### SUPPLIED ENTRIES
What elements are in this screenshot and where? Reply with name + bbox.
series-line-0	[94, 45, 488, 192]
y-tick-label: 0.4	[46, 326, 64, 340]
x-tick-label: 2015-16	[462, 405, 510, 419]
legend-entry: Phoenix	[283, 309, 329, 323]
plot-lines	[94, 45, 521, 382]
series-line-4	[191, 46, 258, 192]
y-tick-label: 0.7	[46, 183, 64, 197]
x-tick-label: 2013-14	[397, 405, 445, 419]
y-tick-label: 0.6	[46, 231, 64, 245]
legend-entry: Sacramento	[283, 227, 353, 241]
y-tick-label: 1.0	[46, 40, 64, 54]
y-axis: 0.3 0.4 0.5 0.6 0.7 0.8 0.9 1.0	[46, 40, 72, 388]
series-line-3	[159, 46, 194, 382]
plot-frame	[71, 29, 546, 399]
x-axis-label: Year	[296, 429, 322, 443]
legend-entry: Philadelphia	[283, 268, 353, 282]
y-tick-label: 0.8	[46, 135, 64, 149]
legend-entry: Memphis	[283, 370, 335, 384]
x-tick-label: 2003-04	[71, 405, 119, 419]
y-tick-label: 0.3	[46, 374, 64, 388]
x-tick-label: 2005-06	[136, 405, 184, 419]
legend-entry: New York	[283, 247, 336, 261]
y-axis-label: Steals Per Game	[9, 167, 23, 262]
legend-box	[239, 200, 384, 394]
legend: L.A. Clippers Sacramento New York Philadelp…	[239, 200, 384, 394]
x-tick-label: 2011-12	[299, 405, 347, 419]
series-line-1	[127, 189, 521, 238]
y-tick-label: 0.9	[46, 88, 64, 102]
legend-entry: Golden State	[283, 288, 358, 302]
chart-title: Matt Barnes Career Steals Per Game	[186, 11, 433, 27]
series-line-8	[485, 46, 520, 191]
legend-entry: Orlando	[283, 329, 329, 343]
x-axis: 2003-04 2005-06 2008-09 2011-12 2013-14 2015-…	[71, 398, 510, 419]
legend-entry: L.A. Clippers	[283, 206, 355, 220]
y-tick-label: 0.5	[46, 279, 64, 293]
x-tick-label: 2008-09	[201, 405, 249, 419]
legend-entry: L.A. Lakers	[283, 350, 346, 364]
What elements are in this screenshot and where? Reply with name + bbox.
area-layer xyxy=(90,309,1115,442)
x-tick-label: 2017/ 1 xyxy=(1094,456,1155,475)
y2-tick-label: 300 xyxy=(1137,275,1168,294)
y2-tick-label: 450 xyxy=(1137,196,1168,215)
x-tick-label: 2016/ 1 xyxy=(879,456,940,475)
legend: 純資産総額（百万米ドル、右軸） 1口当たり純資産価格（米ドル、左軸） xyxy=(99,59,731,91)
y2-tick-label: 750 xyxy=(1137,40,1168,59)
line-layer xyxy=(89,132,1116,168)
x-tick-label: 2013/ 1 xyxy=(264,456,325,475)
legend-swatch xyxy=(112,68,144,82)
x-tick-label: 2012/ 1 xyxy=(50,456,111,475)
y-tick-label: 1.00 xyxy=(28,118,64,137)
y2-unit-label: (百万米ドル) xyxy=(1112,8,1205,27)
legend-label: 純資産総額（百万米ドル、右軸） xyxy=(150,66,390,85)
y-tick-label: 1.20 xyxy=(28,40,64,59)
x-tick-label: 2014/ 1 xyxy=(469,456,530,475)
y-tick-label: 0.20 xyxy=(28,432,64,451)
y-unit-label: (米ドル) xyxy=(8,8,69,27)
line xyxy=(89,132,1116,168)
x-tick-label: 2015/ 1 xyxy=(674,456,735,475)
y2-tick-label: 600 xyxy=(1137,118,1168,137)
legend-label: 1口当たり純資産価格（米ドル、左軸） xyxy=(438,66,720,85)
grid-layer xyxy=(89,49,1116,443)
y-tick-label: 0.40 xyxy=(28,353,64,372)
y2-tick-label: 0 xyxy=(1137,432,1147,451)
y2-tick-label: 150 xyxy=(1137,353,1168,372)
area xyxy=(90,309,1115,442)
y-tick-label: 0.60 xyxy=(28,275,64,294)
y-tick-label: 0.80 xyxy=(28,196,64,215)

### GIVEN REQUEST
Could you rewrite the lines from the first one through the line containing "46, 258, 192]", swapping "Phoenix" for "Houston" and leaving everything else the same?

### EXERCISE ANSWER
What elements are in this screenshot and where? Reply with name + bbox.
series-line-0	[94, 45, 488, 192]
y-tick-label: 0.4	[46, 326, 64, 340]
x-tick-label: 2015-16	[462, 405, 510, 419]
legend-entry: Houston	[283, 309, 329, 323]
plot-lines	[94, 45, 521, 382]
series-line-4	[191, 46, 258, 192]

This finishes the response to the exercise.